TASK: Omit the pictures and return every entry exactly as written.

EXCERPTED RECORDS:

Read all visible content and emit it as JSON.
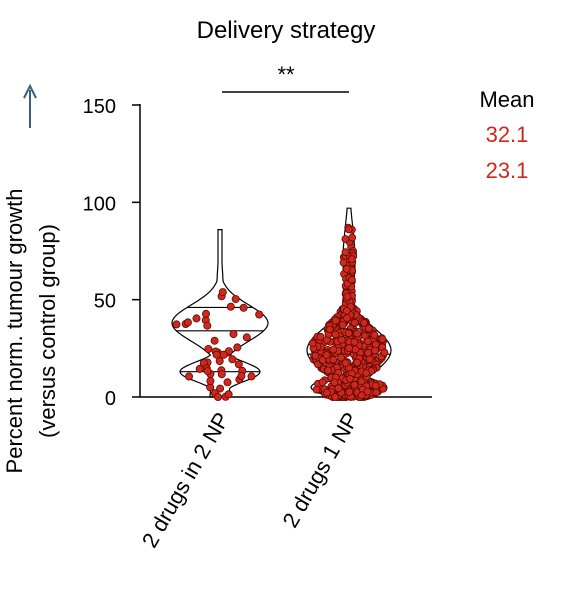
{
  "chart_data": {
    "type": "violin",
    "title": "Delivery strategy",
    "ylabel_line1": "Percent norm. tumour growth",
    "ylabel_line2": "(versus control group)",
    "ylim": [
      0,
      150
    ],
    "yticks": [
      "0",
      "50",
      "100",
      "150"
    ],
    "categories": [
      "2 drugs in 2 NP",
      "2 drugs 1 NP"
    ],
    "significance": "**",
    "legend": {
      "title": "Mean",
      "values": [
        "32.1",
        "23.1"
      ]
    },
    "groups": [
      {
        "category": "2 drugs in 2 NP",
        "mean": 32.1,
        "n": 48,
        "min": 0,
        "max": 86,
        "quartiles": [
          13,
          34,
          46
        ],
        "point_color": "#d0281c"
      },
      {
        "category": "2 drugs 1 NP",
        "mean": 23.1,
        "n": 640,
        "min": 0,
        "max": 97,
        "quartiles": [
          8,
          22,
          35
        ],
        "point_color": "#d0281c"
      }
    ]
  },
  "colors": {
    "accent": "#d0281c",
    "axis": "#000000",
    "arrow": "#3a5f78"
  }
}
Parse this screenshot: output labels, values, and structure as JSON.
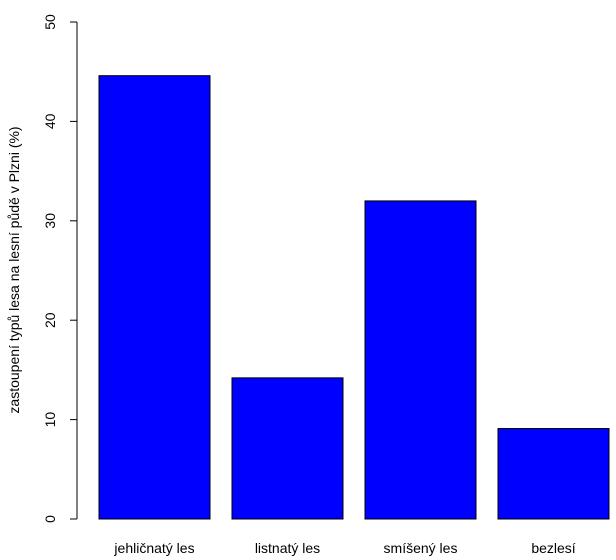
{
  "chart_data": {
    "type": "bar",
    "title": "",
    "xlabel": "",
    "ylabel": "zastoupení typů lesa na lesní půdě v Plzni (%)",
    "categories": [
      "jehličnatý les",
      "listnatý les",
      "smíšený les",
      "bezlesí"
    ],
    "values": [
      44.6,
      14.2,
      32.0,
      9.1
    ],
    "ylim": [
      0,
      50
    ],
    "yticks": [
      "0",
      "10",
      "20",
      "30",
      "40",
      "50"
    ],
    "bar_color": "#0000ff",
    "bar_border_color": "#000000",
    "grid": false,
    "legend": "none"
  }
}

ANSWER BELOW:
Read all visible content and emit it as JSON.
{
  "chart_data": {
    "type": "violin",
    "title": "Delivery strategy",
    "ylabel_line1": "Percent norm. tumour growth",
    "ylabel_line2": "(versus control group)",
    "ylim": [
      0,
      150
    ],
    "yticks": [
      "0",
      "50",
      "100",
      "150"
    ],
    "categories": [
      "2 drugs in 2 NP",
      "2 drugs 1 NP"
    ],
    "significance": "**",
    "legend": {
      "title": "Mean",
      "values": [
        "32.1",
        "23.1"
      ]
    },
    "groups": [
      {
        "category": "2 drugs in 2 NP",
        "mean": 32.1,
        "n": 48,
        "min": 0,
        "max": 86,
        "quartiles": [
          13,
          34,
          46
        ],
        "point_color": "#d0281c"
      },
      {
        "category": "2 drugs 1 NP",
        "mean": 23.1,
        "n": 640,
        "min": 0,
        "max": 97,
        "quartiles": [
          8,
          22,
          35
        ],
        "point_color": "#d0281c"
      }
    ]
  },
  "colors": {
    "accent": "#d0281c",
    "axis": "#000000",
    "arrow": "#3a5f78"
  }
}
Parse this screenshot: output labels, values, and structure as JSON.
{
  "chart_data": {
    "type": "bar",
    "title": "",
    "xlabel": "",
    "ylabel": "zastoupení typů lesa na lesní půdě v Plzni (%)",
    "categories": [
      "jehličnatý les",
      "listnatý les",
      "smíšený les",
      "bezlesí"
    ],
    "values": [
      44.6,
      14.2,
      32.0,
      9.1
    ],
    "ylim": [
      0,
      50
    ],
    "yticks": [
      "0",
      "10",
      "20",
      "30",
      "40",
      "50"
    ],
    "bar_color": "#0000ff",
    "bar_border_color": "#000000",
    "grid": false,
    "legend": "none"
  }
}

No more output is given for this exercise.